Exercise: Could you print, word for word, the stretch of the ERP and AI article from "Where does Odoo" through "offer structural advantages."?

Source text:
*** Block opens ***

Gartner also provided a timeline: by the end of 2026, 40% of enterprise applications will have built-in AI agents. All major ERP vendors are moving in this direction.
The question is—are you running in the right direction?
Comparison of Two Paths
| Dimension | Traditional integrated ERP + AI add-on | Modular ERP + AI Native Integration |
|---|---|---|
| AI access method | Plug-in or standalone AI platform | Native MCP/API, system as interface |
| Permission Management | Multiple permission systems, complex operations and maintenance | Unified ACL, AI and humans share the same permissions |
| Knowledge Ownership | Easy flow to vendor shared model | Data belongs to the customer, code is auditable |
| Customization flexibility | Limited by vendor module boundaries | Open source, deeply customizable |
| License cost | By seat, AI access cost is high | By application/user, open source lock-free |
Of course, integrated ERP won't disappear overnight. AppDirect's CIO put it bluntly: "Integrated systems will continue to exist, but vendors need to rethink their pricing. More and more companies no longer need an all-in-one package where 90% of the features are never used—if you're going to sell it that way, don't price it that way."
Where does Odoo stand in this diagram
Odoo's strategy is quite different from traditional ERP vendors. Instead of first building a large, comprehensive system and then adding AI on top, it first creates a modular, detachable and combinable system, and then uses open protocols like MCP to allow AI to directly "read" and "write" — not through interface simulation, but through structured data channels.
The logic behind this is essentially what Gartner recently referred to as "agent arbitrage"—when AI agents become the primary users of enterprise software, what you need is not a visually appealing interface, but a well-structured data model and standard API channels. Under this premise, Odoo's modular architecture, unified data model, and open-source license indeed offer structural advantages.
But to be honest: Odoo's AI capabilities are currently mainly focused on the layer of "enabling AI to read and write data." The true "intelligence layer"—such as autonomous decision-making, anomaly alerts, and process orchestration—still needs to be built by the implementer, or wait for further maturity from the community and official sources. Odoo does not have 200 pre-built intelligent agents like SAP, nor has it directly launched an "Lingji" AI operating system like Kingdee. Odoo's approach is: give you the key, and you open the door yourself.
This key is the native MCP.
Several Practical Suggestions for Enterprise CIOs
At the end of the article, I want to say a few practical things.
If you are selecting or upgrading an ERP system and have started considering AI integration, these judgments can serve as a reference:
First, don't just look at the UI; look at the API first. No matter which ERP you choose, AI integration will become a necessity in the next two to three years. If your ERP lacks a standard, comprehensive API channel, or if the contract terms do not allow autonomous calls by intelligent agents—you will be in a very passive position later on.
Second, modularity and openness are more valuable than "integration". The all-in-one ERP model may become increasingly difficult to sustain in the AI era — because you don't need to replace everything, only to overlay AI capabilities on key processes. A system that can be disassembled and assembled, with an open data model, will be far more flexible than one where "any change requires overhauling the whole thing."
Third, open-source licenses are a hidden advantage in the AI era. No per-user fees, no restrictions on API calls, and customer ownership of data—these "unremarkable" terms become tangible cost and compliance advantages when AI begins to integrate with ERP at scale.

*** Block closes ***

Record excerpts:
*** Block opens ***

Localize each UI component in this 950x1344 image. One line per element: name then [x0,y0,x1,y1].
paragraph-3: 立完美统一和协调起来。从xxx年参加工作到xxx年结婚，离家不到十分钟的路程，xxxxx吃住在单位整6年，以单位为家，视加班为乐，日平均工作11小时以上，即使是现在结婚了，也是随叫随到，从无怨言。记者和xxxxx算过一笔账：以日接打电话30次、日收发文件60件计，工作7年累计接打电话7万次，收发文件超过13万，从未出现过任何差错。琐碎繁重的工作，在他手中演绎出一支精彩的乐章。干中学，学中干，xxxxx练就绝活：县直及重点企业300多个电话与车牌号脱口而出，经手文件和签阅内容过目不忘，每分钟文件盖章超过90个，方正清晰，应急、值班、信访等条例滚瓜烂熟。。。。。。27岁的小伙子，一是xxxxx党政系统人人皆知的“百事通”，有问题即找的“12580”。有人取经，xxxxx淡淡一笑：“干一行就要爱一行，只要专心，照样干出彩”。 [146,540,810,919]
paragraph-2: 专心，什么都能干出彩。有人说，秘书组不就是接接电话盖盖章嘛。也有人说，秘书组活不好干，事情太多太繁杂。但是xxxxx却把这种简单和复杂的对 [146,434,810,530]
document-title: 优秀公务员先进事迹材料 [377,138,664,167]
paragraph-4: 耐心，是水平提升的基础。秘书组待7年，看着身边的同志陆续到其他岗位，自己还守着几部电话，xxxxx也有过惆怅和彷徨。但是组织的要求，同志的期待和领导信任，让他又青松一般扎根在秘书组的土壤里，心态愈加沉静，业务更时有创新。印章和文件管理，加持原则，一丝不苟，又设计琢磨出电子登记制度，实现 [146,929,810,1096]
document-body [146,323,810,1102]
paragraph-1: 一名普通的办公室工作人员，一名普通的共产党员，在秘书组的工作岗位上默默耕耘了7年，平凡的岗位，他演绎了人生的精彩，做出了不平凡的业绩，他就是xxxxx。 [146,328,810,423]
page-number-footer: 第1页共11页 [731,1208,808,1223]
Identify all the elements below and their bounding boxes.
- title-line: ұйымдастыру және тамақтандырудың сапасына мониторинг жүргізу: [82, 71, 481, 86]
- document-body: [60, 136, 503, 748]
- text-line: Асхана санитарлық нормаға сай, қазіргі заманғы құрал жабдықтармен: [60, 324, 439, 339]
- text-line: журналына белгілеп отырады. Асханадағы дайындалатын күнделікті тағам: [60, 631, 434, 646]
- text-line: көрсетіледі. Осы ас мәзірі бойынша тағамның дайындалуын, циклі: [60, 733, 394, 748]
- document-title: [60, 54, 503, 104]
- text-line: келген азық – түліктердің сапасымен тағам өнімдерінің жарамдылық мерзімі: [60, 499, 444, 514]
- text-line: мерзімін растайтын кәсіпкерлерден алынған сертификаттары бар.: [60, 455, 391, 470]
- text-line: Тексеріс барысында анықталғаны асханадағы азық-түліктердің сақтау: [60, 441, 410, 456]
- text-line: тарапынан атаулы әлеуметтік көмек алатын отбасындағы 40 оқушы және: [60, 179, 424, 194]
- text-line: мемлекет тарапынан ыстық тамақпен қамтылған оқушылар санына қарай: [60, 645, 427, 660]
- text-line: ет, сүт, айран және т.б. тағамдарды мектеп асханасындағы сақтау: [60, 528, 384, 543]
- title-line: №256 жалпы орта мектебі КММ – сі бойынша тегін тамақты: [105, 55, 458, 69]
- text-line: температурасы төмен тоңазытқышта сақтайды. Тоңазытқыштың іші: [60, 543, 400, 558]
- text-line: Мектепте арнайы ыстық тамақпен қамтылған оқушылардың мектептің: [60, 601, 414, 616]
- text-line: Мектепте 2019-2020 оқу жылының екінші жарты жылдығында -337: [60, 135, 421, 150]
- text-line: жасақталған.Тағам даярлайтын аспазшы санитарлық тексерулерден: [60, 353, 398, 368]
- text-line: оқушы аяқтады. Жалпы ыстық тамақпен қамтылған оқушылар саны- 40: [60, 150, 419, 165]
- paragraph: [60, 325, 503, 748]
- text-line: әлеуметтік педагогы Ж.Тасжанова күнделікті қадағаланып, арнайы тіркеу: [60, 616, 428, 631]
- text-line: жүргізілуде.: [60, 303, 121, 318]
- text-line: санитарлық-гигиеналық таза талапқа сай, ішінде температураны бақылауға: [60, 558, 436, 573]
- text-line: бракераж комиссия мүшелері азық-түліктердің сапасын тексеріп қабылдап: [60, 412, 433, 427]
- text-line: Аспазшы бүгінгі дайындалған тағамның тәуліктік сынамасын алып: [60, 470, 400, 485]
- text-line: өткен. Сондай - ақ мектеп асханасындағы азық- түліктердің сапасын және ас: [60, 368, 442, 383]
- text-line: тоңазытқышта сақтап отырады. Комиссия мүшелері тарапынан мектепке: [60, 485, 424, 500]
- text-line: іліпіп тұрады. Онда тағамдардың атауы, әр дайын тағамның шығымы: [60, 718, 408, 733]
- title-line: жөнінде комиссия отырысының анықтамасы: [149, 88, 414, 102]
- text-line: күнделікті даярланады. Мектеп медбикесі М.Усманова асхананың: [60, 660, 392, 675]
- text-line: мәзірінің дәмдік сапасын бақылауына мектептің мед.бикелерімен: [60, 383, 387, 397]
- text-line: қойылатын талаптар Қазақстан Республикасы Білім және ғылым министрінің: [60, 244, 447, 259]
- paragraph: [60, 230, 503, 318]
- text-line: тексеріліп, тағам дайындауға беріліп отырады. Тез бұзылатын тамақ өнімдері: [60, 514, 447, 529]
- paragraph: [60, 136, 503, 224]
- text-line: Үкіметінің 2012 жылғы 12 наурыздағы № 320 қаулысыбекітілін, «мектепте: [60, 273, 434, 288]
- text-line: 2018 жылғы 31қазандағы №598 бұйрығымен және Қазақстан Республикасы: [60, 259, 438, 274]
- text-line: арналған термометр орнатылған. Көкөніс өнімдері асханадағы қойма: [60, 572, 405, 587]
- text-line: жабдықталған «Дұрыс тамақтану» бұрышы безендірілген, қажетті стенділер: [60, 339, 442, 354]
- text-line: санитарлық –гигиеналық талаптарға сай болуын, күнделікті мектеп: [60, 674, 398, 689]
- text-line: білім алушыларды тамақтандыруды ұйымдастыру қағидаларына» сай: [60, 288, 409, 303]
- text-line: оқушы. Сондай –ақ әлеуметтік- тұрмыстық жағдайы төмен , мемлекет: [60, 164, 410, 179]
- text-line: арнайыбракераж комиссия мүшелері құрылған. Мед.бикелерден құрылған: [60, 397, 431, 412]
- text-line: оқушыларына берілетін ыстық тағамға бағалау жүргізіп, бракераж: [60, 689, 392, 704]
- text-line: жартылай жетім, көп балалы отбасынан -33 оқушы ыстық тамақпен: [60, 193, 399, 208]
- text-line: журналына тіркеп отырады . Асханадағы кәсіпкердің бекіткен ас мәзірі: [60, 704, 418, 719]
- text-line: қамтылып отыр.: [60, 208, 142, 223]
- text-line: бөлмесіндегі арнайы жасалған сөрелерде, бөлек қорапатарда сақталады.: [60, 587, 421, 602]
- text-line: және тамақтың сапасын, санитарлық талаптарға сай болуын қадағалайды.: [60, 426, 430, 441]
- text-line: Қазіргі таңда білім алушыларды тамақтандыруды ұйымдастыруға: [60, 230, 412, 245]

*** Block closes ***

Completed exercise:
Where does Odoo stand in this diagram
Odoo's strategy is quite different from traditional ERP vendors. Instead of first building a large, comprehensive system and then adding AI on top, it first creates a modular, detachable and combinable system, and then uses open protocols like MCP to allow AI to directly "read" and "write" — not through interface simulation, but through structured data channels.
The logic behind this is essentially what Gartner recently referred to as "agent arbitrage"—when AI agents become the primary users of enterprise software, what you need is not a visually appealing interface, but a well-structured data model and standard API channels. Under this premise, Odoo's modular architecture, unified data model, and open-source license indeed offer structural advantages.